__Exercise goal__.
Here are records with pictures in them. Copy all of them exactly and leave the pictures out.

----------

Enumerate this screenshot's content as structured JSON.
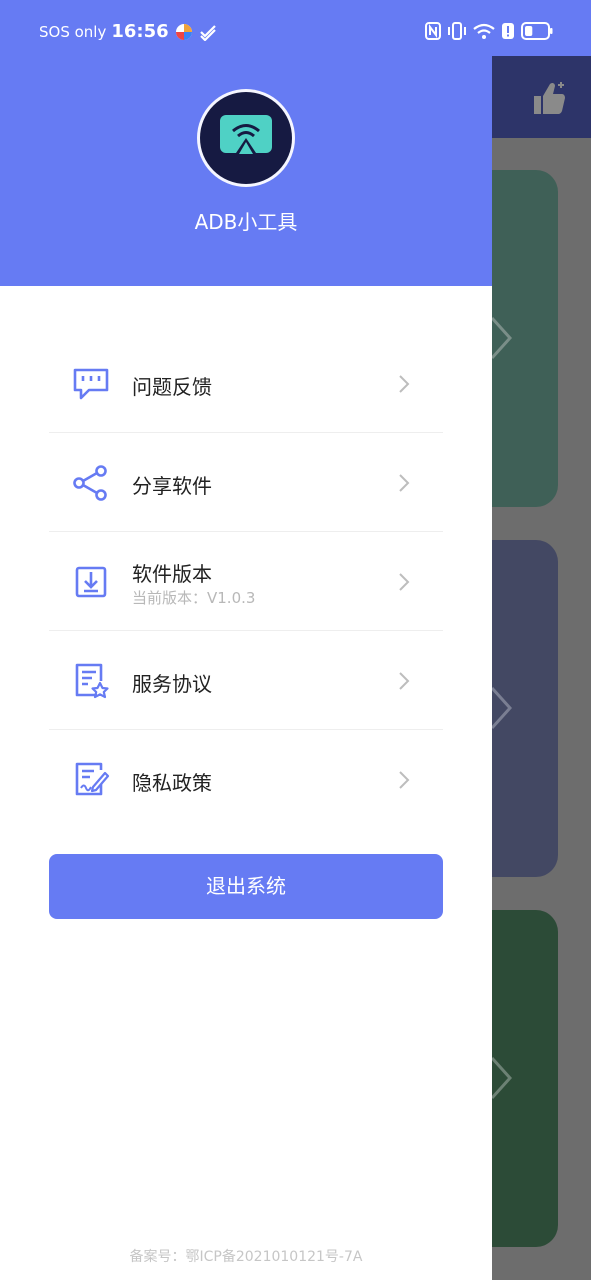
{
  "status_bar": {
    "carrier": "SOS only",
    "time": "16:56",
    "battery_level": 0.35
  },
  "drawer": {
    "app_name": "ADB小工具",
    "menu": [
      {
        "label": "问题反馈",
        "icon": "feedback-icon"
      },
      {
        "label": "分享软件",
        "icon": "share-icon"
      },
      {
        "label": "软件版本",
        "sub": "当前版本：V1.0.3",
        "icon": "download-icon"
      },
      {
        "label": "服务协议",
        "icon": "agreement-icon"
      },
      {
        "label": "隐私政策",
        "icon": "privacy-policy-icon"
      }
    ],
    "logout_label": "退出系统",
    "icp": "备案号：鄂ICP备2021010121号-7A"
  },
  "colors": {
    "primary": "#667bf3",
    "avatar_bg": "#161a42",
    "logo_teal": "#4fd1c5"
  }
}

----------

__Task result__.
Enumerate this screenshot's content as structured JSON.
{
  "status_bar": {
    "carrier": "SOS only",
    "time": "16:56",
    "battery_level": 0.35
  },
  "drawer": {
    "app_name": "ADB小工具",
    "menu": [
      {
        "label": "问题反馈",
        "icon": "feedback-icon"
      },
      {
        "label": "分享软件",
        "icon": "share-icon"
      },
      {
        "label": "软件版本",
        "sub": "当前版本：V1.0.3",
        "icon": "download-icon"
      },
      {
        "label": "服务协议",
        "icon": "agreement-icon"
      },
      {
        "label": "隐私政策",
        "icon": "privacy-policy-icon"
      }
    ],
    "logout_label": "退出系统",
    "icp": "备案号：鄂ICP备2021010121号-7A"
  },
  "colors": {
    "primary": "#667bf3",
    "avatar_bg": "#161a42",
    "logo_teal": "#4fd1c5"
  }
}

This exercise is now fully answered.